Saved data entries
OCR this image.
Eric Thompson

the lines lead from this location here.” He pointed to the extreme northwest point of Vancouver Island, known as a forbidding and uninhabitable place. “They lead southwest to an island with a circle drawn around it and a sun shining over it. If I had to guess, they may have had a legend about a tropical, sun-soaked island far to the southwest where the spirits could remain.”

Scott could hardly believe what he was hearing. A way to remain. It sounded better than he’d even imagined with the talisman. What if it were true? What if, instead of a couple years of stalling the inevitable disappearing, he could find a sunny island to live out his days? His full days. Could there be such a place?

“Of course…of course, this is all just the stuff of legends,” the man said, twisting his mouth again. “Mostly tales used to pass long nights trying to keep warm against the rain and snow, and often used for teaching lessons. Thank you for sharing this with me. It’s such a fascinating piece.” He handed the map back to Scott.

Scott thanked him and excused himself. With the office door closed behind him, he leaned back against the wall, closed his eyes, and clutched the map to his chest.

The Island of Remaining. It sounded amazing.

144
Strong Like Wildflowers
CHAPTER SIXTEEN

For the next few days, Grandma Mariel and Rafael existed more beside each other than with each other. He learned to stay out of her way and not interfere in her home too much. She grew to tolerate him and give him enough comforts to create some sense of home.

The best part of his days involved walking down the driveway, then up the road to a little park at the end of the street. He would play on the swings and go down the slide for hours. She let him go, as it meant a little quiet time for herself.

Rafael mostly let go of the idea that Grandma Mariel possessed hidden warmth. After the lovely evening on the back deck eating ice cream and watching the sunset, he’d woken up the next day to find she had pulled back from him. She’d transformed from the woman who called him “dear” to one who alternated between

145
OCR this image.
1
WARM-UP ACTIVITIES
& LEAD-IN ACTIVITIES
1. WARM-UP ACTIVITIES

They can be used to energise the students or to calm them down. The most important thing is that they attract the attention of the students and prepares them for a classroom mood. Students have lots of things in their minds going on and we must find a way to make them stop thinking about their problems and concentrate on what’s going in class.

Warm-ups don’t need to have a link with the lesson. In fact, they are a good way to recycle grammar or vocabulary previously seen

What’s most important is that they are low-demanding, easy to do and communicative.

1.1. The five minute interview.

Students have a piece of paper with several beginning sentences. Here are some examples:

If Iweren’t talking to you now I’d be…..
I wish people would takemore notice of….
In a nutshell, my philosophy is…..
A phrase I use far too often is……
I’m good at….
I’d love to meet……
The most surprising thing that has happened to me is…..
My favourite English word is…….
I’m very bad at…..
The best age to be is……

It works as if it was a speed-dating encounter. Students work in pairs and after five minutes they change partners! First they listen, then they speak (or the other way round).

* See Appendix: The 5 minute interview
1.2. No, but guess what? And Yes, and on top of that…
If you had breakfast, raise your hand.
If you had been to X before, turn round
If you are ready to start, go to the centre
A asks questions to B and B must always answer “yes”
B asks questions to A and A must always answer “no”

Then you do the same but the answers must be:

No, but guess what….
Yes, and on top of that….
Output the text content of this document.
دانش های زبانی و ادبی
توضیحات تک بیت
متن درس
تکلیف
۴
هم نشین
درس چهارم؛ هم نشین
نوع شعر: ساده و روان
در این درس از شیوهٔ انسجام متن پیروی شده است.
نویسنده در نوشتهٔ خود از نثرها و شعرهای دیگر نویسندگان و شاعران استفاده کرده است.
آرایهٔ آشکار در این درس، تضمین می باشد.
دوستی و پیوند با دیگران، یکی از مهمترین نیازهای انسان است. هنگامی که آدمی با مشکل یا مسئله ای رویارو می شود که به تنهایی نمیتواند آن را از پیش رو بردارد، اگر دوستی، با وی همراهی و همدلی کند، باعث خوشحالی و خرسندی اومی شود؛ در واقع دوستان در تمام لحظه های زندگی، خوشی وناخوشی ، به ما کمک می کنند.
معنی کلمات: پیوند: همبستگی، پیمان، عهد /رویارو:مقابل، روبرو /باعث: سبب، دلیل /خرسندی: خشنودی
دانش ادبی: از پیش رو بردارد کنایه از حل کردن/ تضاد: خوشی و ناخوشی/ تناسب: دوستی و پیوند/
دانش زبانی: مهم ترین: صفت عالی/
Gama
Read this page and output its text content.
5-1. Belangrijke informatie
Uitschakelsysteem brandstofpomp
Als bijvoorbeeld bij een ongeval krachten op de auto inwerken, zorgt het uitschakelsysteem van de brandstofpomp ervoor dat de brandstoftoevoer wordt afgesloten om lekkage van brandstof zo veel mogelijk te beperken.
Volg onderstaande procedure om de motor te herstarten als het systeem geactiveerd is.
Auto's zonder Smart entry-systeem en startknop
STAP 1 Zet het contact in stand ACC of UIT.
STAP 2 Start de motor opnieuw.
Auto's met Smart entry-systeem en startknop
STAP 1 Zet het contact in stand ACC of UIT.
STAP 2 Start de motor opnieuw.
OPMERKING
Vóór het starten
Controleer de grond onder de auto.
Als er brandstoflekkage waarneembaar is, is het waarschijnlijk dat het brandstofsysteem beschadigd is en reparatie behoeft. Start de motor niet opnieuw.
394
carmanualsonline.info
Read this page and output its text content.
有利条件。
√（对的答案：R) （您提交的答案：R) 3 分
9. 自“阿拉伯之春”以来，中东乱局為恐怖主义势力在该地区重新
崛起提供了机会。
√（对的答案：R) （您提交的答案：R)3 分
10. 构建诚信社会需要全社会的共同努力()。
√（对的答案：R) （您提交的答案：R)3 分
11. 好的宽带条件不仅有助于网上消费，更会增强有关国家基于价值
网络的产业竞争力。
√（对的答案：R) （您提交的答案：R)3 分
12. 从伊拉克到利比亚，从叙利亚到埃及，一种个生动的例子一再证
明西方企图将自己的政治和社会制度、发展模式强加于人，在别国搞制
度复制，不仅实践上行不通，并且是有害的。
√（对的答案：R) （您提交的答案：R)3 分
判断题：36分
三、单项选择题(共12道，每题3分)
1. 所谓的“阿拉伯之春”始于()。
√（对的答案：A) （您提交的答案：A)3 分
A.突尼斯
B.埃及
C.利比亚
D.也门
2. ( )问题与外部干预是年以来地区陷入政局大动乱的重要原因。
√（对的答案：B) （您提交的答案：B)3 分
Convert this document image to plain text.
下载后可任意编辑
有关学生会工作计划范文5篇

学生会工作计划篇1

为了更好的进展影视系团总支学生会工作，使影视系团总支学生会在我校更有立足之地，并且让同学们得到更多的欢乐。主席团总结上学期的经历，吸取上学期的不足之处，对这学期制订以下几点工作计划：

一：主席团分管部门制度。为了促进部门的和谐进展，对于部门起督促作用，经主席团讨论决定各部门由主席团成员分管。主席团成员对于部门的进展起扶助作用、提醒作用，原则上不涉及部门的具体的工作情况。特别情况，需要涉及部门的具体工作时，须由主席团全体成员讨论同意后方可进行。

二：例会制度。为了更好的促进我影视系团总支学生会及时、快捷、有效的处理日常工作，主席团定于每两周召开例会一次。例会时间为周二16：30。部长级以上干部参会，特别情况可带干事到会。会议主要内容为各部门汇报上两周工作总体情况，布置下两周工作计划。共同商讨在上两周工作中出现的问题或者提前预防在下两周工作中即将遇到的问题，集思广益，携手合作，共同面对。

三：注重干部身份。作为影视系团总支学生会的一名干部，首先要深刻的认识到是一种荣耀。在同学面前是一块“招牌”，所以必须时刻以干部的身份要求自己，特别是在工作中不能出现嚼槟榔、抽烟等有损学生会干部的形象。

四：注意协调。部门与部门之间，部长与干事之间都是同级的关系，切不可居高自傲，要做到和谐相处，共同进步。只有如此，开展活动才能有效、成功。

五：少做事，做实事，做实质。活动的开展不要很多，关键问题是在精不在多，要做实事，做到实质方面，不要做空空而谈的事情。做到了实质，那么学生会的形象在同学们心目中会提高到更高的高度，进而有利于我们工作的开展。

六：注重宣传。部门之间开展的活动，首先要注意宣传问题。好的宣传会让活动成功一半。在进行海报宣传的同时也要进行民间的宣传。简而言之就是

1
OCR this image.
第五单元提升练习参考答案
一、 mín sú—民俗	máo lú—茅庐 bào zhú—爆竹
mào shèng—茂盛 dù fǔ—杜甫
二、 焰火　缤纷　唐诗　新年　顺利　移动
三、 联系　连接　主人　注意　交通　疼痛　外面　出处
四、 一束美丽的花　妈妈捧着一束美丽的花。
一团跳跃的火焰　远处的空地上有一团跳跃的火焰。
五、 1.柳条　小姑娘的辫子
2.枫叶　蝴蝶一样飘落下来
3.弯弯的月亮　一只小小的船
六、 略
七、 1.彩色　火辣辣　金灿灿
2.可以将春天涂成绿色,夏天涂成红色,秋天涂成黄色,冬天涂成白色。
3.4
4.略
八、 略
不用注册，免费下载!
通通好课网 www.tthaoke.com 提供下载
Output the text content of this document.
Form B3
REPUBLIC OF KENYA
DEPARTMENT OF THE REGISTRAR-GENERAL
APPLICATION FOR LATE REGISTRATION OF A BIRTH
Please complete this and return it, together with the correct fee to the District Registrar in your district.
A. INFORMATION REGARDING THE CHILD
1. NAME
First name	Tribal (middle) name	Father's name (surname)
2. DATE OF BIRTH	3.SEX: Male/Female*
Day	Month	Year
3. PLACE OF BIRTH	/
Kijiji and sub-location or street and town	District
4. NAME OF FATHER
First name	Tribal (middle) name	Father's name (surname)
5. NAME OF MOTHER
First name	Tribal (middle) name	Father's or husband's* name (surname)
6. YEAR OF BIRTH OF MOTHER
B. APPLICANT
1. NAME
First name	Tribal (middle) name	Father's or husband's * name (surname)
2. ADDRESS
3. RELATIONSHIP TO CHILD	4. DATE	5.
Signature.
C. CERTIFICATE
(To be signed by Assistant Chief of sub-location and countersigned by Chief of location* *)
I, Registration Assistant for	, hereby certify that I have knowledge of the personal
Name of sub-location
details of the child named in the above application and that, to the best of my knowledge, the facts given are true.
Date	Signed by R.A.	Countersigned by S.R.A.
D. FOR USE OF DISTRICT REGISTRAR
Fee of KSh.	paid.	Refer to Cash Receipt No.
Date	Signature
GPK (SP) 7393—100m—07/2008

• To be done
Count how many lines of the data include the word "Tribal". Your reply should be that number alone.

• Correct result
4